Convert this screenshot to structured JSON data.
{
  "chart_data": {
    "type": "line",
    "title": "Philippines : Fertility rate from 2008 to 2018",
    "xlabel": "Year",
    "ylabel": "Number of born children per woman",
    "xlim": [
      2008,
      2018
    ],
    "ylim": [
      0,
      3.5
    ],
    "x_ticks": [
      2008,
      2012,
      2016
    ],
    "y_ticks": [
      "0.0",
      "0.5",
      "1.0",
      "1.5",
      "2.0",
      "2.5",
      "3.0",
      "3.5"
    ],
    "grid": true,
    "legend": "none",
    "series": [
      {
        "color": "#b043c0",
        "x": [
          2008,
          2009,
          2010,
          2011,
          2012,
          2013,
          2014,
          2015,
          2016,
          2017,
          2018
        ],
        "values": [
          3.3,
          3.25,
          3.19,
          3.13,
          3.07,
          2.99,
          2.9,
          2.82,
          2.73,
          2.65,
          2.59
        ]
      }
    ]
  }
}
=======
GIVEN INSTRUCTION
Output all of the data above without any alteration.

FINAL RESULT
Convert this screenshot to structured JSON data.
{
  "chart_data": {
    "type": "line",
    "title": "Philippines : Fertility rate from 2008 to 2018",
    "xlabel": "Year",
    "ylabel": "Number of born children per woman",
    "xlim": [
      2008,
      2018
    ],
    "ylim": [
      0,
      3.5
    ],
    "x_ticks": [
      2008,
      2012,
      2016
    ],
    "y_ticks": [
      "0.0",
      "0.5",
      "1.0",
      "1.5",
      "2.0",
      "2.5",
      "3.0",
      "3.5"
    ],
    "grid": true,
    "legend": "none",
    "series": [
      {
        "color": "#b043c0",
        "x": [
          2008,
          2009,
          2010,
          2011,
          2012,
          2013,
          2014,
          2015,
          2016,
          2017,
          2018
        ],
        "values": [
          3.3,
          3.25,
          3.19,
          3.13,
          3.07,
          2.99,
          2.9,
          2.82,
          2.73,
          2.65,
          2.59
        ]
      }
    ]
  }
}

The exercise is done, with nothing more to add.